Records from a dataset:
(begin)

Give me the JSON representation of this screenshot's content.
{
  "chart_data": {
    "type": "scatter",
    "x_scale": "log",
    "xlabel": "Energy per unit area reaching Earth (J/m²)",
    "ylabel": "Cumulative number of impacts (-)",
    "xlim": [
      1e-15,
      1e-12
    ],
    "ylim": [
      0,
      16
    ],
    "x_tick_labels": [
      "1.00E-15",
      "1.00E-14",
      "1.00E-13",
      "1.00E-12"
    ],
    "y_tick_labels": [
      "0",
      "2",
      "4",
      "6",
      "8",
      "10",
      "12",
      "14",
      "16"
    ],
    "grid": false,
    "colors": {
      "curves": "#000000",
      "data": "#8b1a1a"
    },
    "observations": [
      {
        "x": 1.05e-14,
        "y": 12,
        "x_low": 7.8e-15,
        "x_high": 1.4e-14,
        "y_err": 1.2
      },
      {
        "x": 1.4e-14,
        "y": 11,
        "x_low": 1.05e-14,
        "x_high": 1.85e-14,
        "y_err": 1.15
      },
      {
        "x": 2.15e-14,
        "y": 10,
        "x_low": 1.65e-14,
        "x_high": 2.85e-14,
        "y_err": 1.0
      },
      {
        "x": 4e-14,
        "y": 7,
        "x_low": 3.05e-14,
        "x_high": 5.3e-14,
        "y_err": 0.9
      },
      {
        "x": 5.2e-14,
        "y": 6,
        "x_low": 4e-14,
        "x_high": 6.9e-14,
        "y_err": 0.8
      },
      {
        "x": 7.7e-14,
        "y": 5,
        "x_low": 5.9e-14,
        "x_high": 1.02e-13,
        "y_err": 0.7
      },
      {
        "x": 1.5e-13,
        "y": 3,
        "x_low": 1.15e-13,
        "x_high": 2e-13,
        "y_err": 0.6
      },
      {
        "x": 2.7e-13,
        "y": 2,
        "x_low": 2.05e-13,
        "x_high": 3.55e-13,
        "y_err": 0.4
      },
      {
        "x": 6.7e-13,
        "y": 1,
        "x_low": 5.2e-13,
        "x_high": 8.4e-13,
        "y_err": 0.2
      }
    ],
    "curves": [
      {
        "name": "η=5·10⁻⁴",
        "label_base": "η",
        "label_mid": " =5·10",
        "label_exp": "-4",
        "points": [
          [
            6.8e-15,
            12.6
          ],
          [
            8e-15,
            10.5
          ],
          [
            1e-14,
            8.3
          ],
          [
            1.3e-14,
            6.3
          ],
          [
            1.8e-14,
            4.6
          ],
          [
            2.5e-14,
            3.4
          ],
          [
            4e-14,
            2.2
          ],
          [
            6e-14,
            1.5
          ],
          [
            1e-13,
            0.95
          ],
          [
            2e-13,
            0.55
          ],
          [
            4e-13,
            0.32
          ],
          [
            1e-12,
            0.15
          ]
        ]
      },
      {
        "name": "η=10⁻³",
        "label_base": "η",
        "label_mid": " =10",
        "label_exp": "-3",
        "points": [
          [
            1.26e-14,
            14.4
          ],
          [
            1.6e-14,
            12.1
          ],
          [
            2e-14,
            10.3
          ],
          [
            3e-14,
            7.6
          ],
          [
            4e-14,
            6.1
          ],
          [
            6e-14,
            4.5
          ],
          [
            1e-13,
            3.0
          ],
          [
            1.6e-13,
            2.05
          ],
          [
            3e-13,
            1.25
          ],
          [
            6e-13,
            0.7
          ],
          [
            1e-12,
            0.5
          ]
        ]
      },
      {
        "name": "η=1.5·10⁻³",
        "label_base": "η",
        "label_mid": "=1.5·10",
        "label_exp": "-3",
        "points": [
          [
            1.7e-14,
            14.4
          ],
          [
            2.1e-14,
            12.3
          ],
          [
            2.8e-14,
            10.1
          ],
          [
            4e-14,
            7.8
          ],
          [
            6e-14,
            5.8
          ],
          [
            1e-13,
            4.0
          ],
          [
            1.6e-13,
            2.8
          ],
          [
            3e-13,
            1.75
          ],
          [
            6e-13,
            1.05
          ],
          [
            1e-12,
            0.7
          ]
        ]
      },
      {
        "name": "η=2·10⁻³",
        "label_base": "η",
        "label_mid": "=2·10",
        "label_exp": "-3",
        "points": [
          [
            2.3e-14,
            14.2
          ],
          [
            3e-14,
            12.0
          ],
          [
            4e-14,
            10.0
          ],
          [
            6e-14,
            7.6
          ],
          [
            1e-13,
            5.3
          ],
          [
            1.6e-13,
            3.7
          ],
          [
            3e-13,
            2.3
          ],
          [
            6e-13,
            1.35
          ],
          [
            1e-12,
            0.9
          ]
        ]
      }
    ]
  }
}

(end)

What is the number of lines above that hold the string "name"? Answer with that number alone.

• **Completed task**
4